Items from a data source
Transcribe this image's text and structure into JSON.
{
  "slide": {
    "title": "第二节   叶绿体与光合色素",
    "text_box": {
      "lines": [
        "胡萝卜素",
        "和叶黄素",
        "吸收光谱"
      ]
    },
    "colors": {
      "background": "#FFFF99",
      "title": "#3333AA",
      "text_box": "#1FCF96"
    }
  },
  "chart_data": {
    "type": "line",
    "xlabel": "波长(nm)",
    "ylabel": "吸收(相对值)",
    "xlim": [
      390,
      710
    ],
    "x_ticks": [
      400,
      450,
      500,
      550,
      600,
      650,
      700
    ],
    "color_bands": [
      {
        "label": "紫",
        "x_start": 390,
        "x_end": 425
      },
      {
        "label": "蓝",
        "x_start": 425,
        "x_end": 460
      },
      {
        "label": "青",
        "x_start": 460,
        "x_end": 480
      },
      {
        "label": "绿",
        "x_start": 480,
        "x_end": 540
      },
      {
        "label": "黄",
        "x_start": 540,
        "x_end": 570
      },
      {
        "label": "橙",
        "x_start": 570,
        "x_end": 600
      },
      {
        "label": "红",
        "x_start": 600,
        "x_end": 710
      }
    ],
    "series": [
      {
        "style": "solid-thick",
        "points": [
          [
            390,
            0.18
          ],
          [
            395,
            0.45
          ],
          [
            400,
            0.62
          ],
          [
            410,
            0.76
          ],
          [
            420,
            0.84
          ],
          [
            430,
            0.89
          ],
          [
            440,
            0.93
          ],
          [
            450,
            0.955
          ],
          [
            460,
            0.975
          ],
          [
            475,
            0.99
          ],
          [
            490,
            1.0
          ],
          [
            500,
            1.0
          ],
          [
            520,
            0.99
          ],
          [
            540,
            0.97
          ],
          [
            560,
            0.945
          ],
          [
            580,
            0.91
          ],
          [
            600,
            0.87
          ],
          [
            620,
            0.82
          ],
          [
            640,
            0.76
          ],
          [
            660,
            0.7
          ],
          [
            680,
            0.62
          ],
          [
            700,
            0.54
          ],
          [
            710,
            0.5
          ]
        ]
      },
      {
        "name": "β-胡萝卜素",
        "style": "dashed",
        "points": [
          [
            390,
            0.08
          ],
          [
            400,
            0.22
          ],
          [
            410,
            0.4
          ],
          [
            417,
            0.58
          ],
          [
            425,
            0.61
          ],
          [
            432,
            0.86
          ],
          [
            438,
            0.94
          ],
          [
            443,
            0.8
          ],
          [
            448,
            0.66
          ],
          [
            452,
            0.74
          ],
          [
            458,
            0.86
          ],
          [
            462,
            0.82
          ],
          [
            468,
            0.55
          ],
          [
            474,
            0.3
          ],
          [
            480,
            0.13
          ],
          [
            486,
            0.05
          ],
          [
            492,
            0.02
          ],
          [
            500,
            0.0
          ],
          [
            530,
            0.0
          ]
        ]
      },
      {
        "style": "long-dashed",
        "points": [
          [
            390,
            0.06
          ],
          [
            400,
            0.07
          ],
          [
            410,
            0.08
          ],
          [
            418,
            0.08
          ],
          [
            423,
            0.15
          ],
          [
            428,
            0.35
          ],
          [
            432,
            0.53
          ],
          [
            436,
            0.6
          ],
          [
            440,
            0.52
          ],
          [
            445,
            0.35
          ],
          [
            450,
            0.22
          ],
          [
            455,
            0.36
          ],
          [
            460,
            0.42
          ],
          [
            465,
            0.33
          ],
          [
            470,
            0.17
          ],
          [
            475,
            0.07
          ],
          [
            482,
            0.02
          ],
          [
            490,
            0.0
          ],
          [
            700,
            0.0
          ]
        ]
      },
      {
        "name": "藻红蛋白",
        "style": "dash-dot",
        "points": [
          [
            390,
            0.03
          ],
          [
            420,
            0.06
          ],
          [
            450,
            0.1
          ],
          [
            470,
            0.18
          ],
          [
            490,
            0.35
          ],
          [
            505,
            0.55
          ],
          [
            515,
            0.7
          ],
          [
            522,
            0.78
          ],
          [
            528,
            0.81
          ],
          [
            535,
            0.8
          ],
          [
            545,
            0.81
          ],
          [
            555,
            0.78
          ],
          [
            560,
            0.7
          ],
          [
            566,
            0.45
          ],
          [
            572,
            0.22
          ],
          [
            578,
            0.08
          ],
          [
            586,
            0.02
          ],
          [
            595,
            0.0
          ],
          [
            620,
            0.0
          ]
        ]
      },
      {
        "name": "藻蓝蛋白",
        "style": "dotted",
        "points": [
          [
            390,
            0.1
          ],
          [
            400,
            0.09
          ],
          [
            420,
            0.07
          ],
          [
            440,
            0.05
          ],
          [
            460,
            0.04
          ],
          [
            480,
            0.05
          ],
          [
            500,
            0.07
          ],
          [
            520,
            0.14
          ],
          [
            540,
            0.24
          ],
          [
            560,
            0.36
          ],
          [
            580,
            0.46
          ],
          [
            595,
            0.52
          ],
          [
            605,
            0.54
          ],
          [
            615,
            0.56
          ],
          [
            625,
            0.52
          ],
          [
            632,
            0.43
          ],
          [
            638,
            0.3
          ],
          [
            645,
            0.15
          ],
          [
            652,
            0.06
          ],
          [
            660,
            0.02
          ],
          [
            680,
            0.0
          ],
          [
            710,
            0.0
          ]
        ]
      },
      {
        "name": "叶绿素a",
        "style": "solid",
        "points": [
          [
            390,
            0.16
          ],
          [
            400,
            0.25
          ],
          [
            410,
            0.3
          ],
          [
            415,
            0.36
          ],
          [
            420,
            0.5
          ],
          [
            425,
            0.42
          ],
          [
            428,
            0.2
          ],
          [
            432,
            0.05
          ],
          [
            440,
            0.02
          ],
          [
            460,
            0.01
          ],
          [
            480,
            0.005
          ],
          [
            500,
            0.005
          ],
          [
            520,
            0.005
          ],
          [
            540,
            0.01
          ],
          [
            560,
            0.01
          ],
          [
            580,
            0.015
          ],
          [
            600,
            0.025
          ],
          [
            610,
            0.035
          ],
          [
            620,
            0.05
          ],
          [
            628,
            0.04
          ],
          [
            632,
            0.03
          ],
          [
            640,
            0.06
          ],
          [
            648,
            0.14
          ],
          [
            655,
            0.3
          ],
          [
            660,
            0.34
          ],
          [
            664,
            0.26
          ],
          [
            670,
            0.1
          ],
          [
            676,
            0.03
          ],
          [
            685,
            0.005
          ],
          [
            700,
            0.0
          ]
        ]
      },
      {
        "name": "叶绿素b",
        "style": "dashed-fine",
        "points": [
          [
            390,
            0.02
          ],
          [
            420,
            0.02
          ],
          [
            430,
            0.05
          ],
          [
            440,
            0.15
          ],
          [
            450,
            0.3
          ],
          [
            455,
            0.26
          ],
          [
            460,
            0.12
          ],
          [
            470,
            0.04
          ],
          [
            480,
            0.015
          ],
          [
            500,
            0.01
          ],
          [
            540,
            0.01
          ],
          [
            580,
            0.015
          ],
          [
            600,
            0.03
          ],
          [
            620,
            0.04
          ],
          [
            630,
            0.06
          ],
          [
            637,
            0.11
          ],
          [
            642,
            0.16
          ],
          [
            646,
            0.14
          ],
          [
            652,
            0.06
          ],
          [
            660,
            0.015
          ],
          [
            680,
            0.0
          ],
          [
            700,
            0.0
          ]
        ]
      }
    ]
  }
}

◆ Description of the task
Copy out the material word for word and line for line.

◆ Exercise answer
Transcribe this image's text and structure into JSON.
{
  "slide": {
    "title": "第二节   叶绿体与光合色素",
    "text_box": {
      "lines": [
        "胡萝卜素",
        "和叶黄素",
        "吸收光谱"
      ]
    },
    "colors": {
      "background": "#FFFF99",
      "title": "#3333AA",
      "text_box": "#1FCF96"
    }
  },
  "chart_data": {
    "type": "line",
    "xlabel": "波长(nm)",
    "ylabel": "吸收(相对值)",
    "xlim": [
      390,
      710
    ],
    "x_ticks": [
      400,
      450,
      500,
      550,
      600,
      650,
      700
    ],
    "color_bands": [
      {
        "label": "紫",
        "x_start": 390,
        "x_end": 425
      },
      {
        "label": "蓝",
        "x_start": 425,
        "x_end": 460
      },
      {
        "label": "青",
        "x_start": 460,
        "x_end": 480
      },
      {
        "label": "绿",
        "x_start": 480,
        "x_end": 540
      },
      {
        "label": "黄",
        "x_start": 540,
        "x_end": 570
      },
      {
        "label": "橙",
        "x_start": 570,
        "x_end": 600
      },
      {
        "label": "红",
        "x_start": 600,
        "x_end": 710
      }
    ],
    "series": [
      {
        "style": "solid-thick",
        "points": [
          [
            390,
            0.18
          ],
          [
            395,
            0.45
          ],
          [
            400,
            0.62
          ],
          [
            410,
            0.76
          ],
          [
            420,
            0.84
          ],
          [
            430,
            0.89
          ],
          [
            440,
            0.93
          ],
          [
            450,
            0.955
          ],
          [
            460,
            0.975
          ],
          [
            475,
            0.99
          ],
          [
            490,
            1.0
          ],
          [
            500,
            1.0
          ],
          [
            520,
            0.99
          ],
          [
            540,
            0.97
          ],
          [
            560,
            0.945
          ],
          [
            580,
            0.91
          ],
          [
            600,
            0.87
          ],
          [
            620,
            0.82
          ],
          [
            640,
            0.76
          ],
          [
            660,
            0.7
          ],
          [
            680,
            0.62
          ],
          [
            700,
            0.54
          ],
          [
            710,
            0.5
          ]
        ]
      },
      {
        "name": "β-胡萝卜素",
        "style": "dashed",
        "points": [
          [
            390,
            0.08
          ],
          [
            400,
            0.22
          ],
          [
            410,
            0.4
          ],
          [
            417,
            0.58
          ],
          [
            425,
            0.61
          ],
          [
            432,
            0.86
          ],
          [
            438,
            0.94
          ],
          [
            443,
            0.8
          ],
          [
            448,
            0.66
          ],
          [
            452,
            0.74
          ],
          [
            458,
            0.86
          ],
          [
            462,
            0.82
          ],
          [
            468,
            0.55
          ],
          [
            474,
            0.3
          ],
          [
            480,
            0.13
          ],
          [
            486,
            0.05
          ],
          [
            492,
            0.02
          ],
          [
            500,
            0.0
          ],
          [
            530,
            0.0
          ]
        ]
      },
      {
        "style": "long-dashed",
        "points": [
          [
            390,
            0.06
          ],
          [
            400,
            0.07
          ],
          [
            410,
            0.08
          ],
          [
            418,
            0.08
          ],
          [
            423,
            0.15
          ],
          [
            428,
            0.35
          ],
          [
            432,
            0.53
          ],
          [
            436,
            0.6
          ],
          [
            440,
            0.52
          ],
          [
            445,
            0.35
          ],
          [
            450,
            0.22
          ],
          [
            455,
            0.36
          ],
          [
            460,
            0.42
          ],
          [
            465,
            0.33
          ],
          [
            470,
            0.17
          ],
          [
            475,
            0.07
          ],
          [
            482,
            0.02
          ],
          [
            490,
            0.0
          ],
          [
            700,
            0.0
          ]
        ]
      },
      {
        "name": "藻红蛋白",
        "style": "dash-dot",
        "points": [
          [
            390,
            0.03
          ],
          [
            420,
            0.06
          ],
          [
            450,
            0.1
          ],
          [
            470,
            0.18
          ],
          [
            490,
            0.35
          ],
          [
            505,
            0.55
          ],
          [
            515,
            0.7
          ],
          [
            522,
            0.78
          ],
          [
            528,
            0.81
          ],
          [
            535,
            0.8
          ],
          [
            545,
            0.81
          ],
          [
            555,
            0.78
          ],
          [
            560,
            0.7
          ],
          [
            566,
            0.45
          ],
          [
            572,
            0.22
          ],
          [
            578,
            0.08
          ],
          [
            586,
            0.02
          ],
          [
            595,
            0.0
          ],
          [
            620,
            0.0
          ]
        ]
      },
      {
        "name": "藻蓝蛋白",
        "style": "dotted",
        "points": [
          [
            390,
            0.1
          ],
          [
            400,
            0.09
          ],
          [
            420,
            0.07
          ],
          [
            440,
            0.05
          ],
          [
            460,
            0.04
          ],
          [
            480,
            0.05
          ],
          [
            500,
            0.07
          ],
          [
            520,
            0.14
          ],
          [
            540,
            0.24
          ],
          [
            560,
            0.36
          ],
          [
            580,
            0.46
          ],
          [
            595,
            0.52
          ],
          [
            605,
            0.54
          ],
          [
            615,
            0.56
          ],
          [
            625,
            0.52
          ],
          [
            632,
            0.43
          ],
          [
            638,
            0.3
          ],
          [
            645,
            0.15
          ],
          [
            652,
            0.06
          ],
          [
            660,
            0.02
          ],
          [
            680,
            0.0
          ],
          [
            710,
            0.0
          ]
        ]
      },
      {
        "name": "叶绿素a",
        "style": "solid",
        "points": [
          [
            390,
            0.16
          ],
          [
            400,
            0.25
          ],
          [
            410,
            0.3
          ],
          [
            415,
            0.36
          ],
          [
            420,
            0.5
          ],
          [
            425,
            0.42
          ],
          [
            428,
            0.2
          ],
          [
            432,
            0.05
          ],
          [
            440,
            0.02
          ],
          [
            460,
            0.01
          ],
          [
            480,
            0.005
          ],
          [
            500,
            0.005
          ],
          [
            520,
            0.005
          ],
          [
            540,
            0.01
          ],
          [
            560,
            0.01
          ],
          [
            580,
            0.015
          ],
          [
            600,
            0.025
          ],
          [
            610,
            0.035
          ],
          [
            620,
            0.05
          ],
          [
            628,
            0.04
          ],
          [
            632,
            0.03
          ],
          [
            640,
            0.06
          ],
          [
            648,
            0.14
          ],
          [
            655,
            0.3
          ],
          [
            660,
            0.34
          ],
          [
            664,
            0.26
          ],
          [
            670,
            0.1
          ],
          [
            676,
            0.03
          ],
          [
            685,
            0.005
          ],
          [
            700,
            0.0
          ]
        ]
      },
      {
        "name": "叶绿素b",
        "style": "dashed-fine",
        "points": [
          [
            390,
            0.02
          ],
          [
            420,
            0.02
          ],
          [
            430,
            0.05
          ],
          [
            440,
            0.15
          ],
          [
            450,
            0.3
          ],
          [
            455,
            0.26
          ],
          [
            460,
            0.12
          ],
          [
            470,
            0.04
          ],
          [
            480,
            0.015
          ],
          [
            500,
            0.01
          ],
          [
            540,
            0.01
          ],
          [
            580,
            0.015
          ],
          [
            600,
            0.03
          ],
          [
            620,
            0.04
          ],
          [
            630,
            0.06
          ],
          [
            637,
            0.11
          ],
          [
            642,
            0.16
          ],
          [
            646,
            0.14
          ],
          [
            652,
            0.06
          ],
          [
            660,
            0.015
          ],
          [
            680,
            0.0
          ],
          [
            700,
            0.0
          ]
        ]
      }
    ]
  }
}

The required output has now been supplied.